Collection entries:
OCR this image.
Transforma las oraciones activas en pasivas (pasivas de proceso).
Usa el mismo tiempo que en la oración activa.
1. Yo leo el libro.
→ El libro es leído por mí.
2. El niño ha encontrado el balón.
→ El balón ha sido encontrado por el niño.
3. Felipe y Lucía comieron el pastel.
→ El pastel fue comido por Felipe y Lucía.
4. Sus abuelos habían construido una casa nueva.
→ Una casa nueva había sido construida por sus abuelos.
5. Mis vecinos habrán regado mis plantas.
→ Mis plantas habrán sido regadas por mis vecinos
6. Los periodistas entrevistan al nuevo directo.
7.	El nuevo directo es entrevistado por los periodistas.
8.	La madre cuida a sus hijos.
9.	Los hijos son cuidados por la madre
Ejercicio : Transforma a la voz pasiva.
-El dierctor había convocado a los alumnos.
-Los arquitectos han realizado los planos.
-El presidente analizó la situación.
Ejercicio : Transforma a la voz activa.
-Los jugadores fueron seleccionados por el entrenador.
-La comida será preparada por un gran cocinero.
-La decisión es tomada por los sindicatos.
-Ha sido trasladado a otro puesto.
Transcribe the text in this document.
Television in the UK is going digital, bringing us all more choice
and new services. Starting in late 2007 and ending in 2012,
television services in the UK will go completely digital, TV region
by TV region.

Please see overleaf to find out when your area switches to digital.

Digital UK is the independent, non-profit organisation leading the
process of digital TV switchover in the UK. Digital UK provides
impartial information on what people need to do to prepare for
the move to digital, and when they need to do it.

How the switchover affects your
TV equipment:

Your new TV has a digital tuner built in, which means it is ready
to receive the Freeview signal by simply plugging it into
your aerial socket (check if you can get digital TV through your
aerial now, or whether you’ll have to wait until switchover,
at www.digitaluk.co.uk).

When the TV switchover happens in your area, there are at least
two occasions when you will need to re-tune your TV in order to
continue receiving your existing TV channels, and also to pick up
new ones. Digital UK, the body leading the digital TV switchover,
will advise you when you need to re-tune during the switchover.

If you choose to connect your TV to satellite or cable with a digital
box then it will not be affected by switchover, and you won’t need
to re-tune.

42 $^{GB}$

* _DIRECTIONS_: From the records above, extract each line exactly as shown.

* _ANSWER TO THIS PROBLEM_:
OCR this image.
Transforma las oraciones activas en pasivas (pasivas de proceso).
Usa el mismo tiempo que en la oración activa.
1. Yo leo el libro.
→ El libro es leído por mí.
2. El niño ha encontrado el balón.
→ El balón ha sido encontrado por el niño.
3. Felipe y Lucía comieron el pastel.
→ El pastel fue comido por Felipe y Lucía.
4. Sus abuelos habían construido una casa nueva.
→ Una casa nueva había sido construida por sus abuelos.
5. Mis vecinos habrán regado mis plantas.
→ Mis plantas habrán sido regadas por mis vecinos
6. Los periodistas entrevistan al nuevo directo.
7.	El nuevo directo es entrevistado por los periodistas.
8.	La madre cuida a sus hijos.
9.	Los hijos son cuidados por la madre
Ejercicio : Transforma a la voz pasiva.
-El dierctor había convocado a los alumnos.
-Los arquitectos han realizado los planos.
-El presidente analizó la situación.
Ejercicio : Transforma a la voz activa.
-Los jugadores fueron seleccionados por el entrenador.
-La comida será preparada por un gran cocinero.
-La decisión es tomada por los sindicatos.
-Ha sido trasladado a otro puesto.
Transcribe the text in this document.
Television in the UK is going digital, bringing us all more choice
and new services. Starting in late 2007 and ending in 2012,
television services in the UK will go completely digital, TV region
by TV region.

Please see overleaf to find out when your area switches to digital.

Digital UK is the independent, non-profit organisation leading the
process of digital TV switchover in the UK. Digital UK provides
impartial information on what people need to do to prepare for
the move to digital, and when they need to do it.

How the switchover affects your
TV equipment:

Your new TV has a digital tuner built in, which means it is ready
to receive the Freeview signal by simply plugging it into
your aerial socket (check if you can get digital TV through your
aerial now, or whether you’ll have to wait until switchover,
at www.digitaluk.co.uk).

When the TV switchover happens in your area, there are at least
two occasions when you will need to re-tune your TV in order to
continue receiving your existing TV channels, and also to pick up
new ones. Digital UK, the body leading the digital TV switchover,
will advise you when you need to re-tune during the switchover.

If you choose to connect your TV to satellite or cable with a digital
box then it will not be affected by switchover, and you won’t need
to re-tune.

42 $^{GB}$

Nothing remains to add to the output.